EXTRACTED RECORDS:
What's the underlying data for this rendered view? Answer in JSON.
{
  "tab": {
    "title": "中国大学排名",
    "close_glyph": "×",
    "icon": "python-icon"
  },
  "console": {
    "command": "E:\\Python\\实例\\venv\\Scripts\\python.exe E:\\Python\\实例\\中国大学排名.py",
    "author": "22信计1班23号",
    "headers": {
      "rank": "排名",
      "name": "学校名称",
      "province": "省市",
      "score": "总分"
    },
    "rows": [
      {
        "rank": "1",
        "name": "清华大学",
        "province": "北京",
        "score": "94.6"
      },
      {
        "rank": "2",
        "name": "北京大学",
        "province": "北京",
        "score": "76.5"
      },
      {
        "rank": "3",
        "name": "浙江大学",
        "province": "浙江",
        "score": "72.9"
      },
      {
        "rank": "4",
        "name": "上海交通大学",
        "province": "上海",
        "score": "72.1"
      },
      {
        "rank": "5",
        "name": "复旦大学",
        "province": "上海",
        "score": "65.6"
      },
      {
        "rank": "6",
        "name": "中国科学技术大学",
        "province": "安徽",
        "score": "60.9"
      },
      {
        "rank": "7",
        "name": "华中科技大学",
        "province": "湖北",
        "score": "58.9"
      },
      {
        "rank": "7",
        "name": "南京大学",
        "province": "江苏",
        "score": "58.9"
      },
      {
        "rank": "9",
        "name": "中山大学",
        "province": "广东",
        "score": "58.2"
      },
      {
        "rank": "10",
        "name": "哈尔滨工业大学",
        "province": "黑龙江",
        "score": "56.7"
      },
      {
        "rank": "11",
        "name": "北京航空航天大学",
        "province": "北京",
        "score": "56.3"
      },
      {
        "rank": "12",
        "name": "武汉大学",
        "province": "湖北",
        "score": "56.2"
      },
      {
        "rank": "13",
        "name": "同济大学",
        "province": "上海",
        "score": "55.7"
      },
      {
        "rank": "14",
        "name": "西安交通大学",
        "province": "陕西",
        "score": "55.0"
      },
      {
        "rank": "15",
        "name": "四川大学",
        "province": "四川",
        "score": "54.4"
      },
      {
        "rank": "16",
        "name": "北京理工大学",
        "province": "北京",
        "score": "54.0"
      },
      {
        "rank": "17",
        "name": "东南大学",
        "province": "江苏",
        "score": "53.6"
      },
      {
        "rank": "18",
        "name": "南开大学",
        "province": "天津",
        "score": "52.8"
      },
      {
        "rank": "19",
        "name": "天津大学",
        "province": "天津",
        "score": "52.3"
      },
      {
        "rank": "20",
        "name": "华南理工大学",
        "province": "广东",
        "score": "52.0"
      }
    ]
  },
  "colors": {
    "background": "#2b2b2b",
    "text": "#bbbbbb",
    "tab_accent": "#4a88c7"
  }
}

* * *

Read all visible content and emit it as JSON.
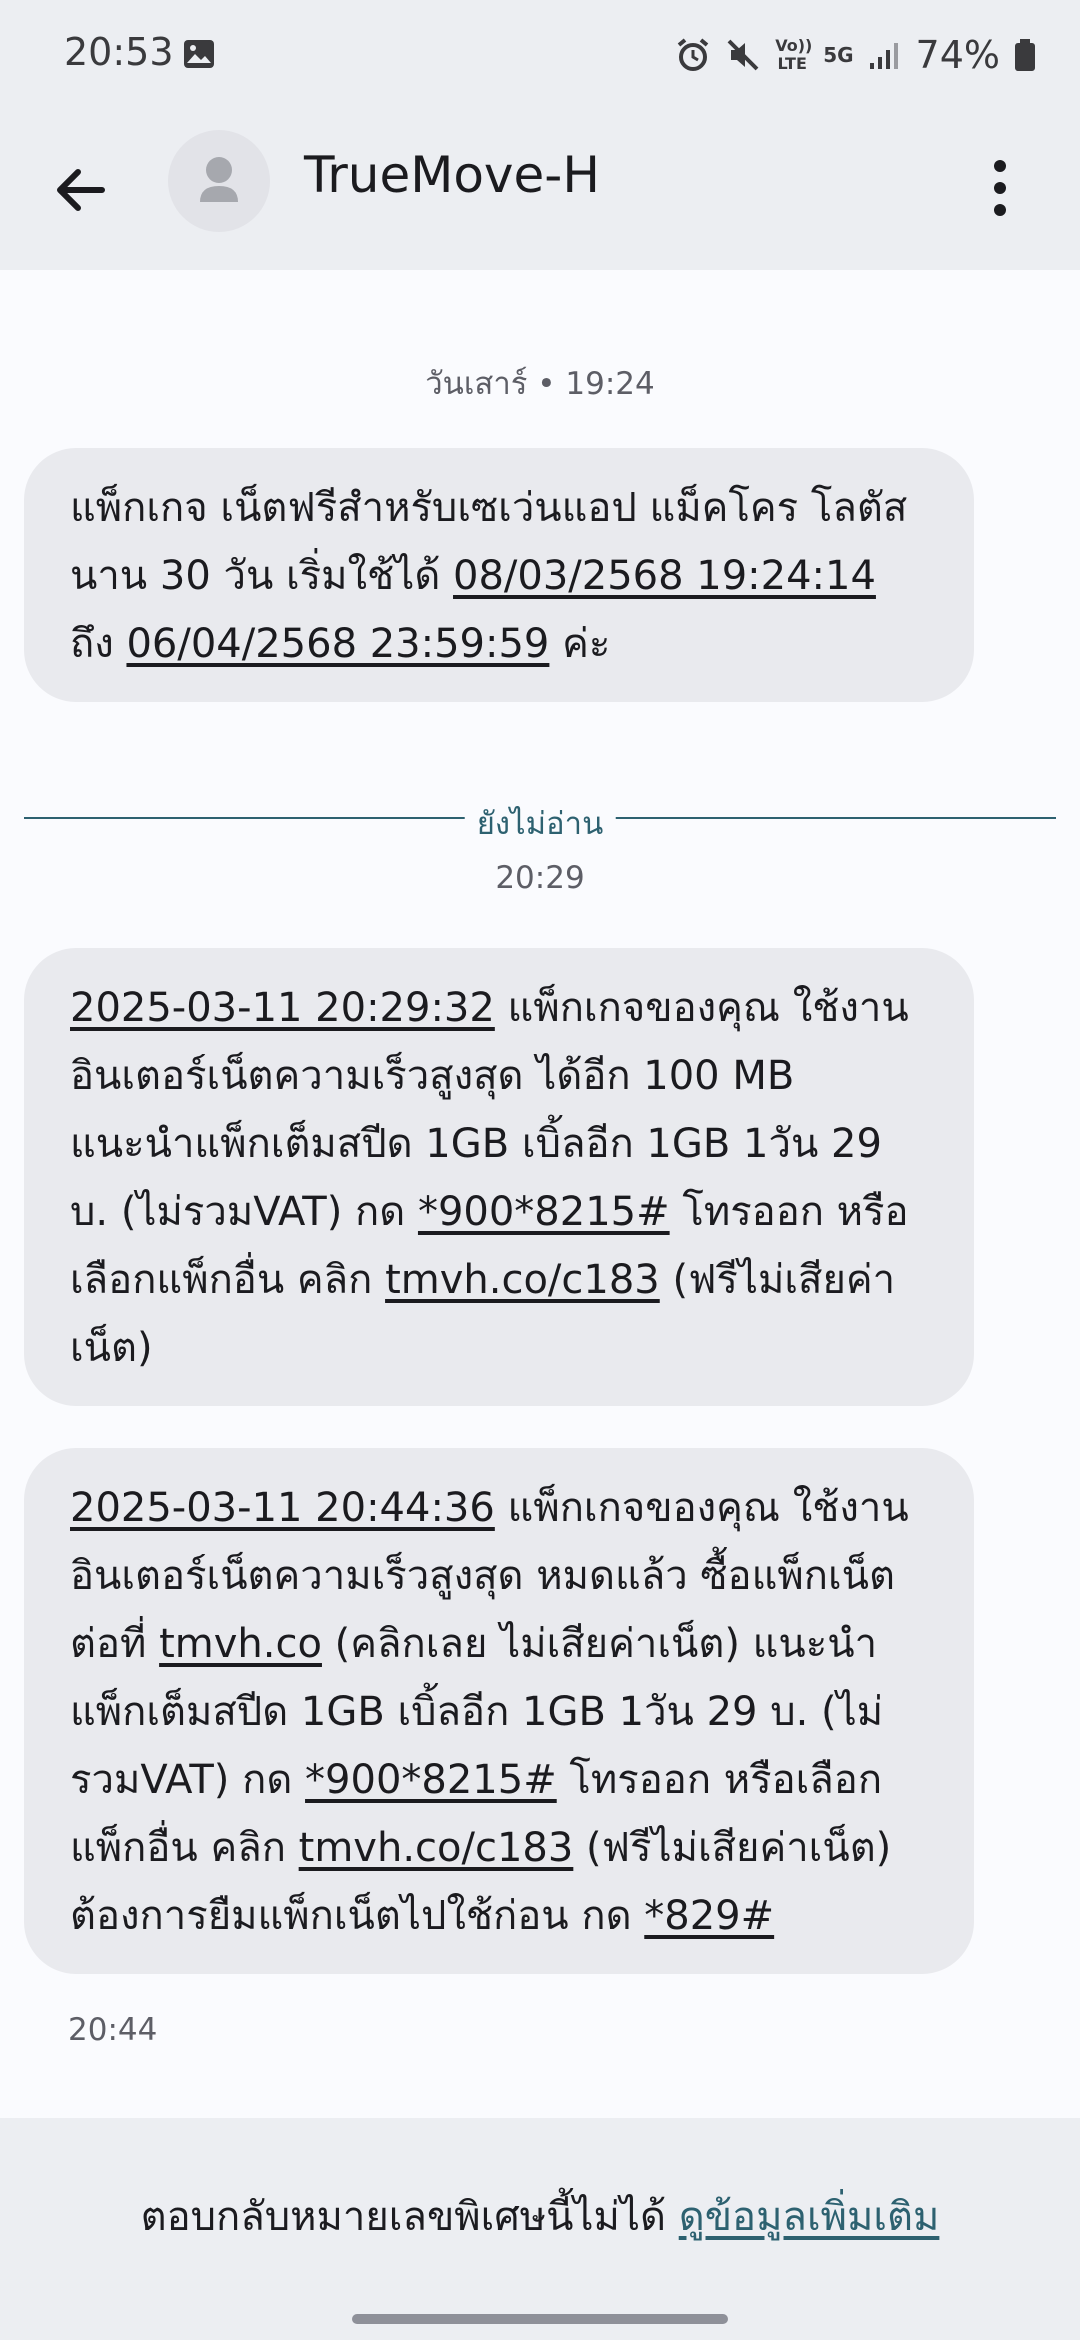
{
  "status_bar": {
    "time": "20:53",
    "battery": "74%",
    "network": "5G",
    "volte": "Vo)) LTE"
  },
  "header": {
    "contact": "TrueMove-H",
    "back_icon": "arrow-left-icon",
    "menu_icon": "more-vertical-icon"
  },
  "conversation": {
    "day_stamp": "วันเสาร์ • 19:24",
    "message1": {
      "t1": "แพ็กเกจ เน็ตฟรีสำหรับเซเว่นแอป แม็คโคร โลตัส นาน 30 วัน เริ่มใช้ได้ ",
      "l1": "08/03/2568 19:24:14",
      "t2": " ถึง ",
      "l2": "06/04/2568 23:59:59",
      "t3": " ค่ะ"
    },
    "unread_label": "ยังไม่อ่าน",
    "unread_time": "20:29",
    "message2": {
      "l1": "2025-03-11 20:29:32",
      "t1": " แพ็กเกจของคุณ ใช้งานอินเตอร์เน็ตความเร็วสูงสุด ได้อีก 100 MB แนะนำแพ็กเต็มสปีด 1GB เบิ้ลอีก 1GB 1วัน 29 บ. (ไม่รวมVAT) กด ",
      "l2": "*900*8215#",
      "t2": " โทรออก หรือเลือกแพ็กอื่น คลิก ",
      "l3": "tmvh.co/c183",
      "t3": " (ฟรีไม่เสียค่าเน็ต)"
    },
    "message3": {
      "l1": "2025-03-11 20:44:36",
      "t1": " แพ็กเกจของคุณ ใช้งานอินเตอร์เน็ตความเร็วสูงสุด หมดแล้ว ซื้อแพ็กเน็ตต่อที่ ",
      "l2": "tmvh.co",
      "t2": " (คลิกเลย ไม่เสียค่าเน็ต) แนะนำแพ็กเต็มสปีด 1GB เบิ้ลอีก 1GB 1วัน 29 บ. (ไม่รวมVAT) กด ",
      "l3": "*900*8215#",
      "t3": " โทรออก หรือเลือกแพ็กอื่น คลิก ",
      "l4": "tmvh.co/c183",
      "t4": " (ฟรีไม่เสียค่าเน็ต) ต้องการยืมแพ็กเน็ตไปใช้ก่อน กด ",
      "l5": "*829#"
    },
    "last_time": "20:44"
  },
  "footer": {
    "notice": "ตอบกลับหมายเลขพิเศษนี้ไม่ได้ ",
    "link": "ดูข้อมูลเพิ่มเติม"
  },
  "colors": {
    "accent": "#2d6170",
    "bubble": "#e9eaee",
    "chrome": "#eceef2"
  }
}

TASK DIRECTIONS: Copy out every line from the material above in which the word "python" appears.

SOLVED PROBLEM:
    "icon": "python-icon"
    "command": "E:\\Python\\实例\\venv\\Scripts\\python.exe E:\\Python\\实例\\中国大学排名.py",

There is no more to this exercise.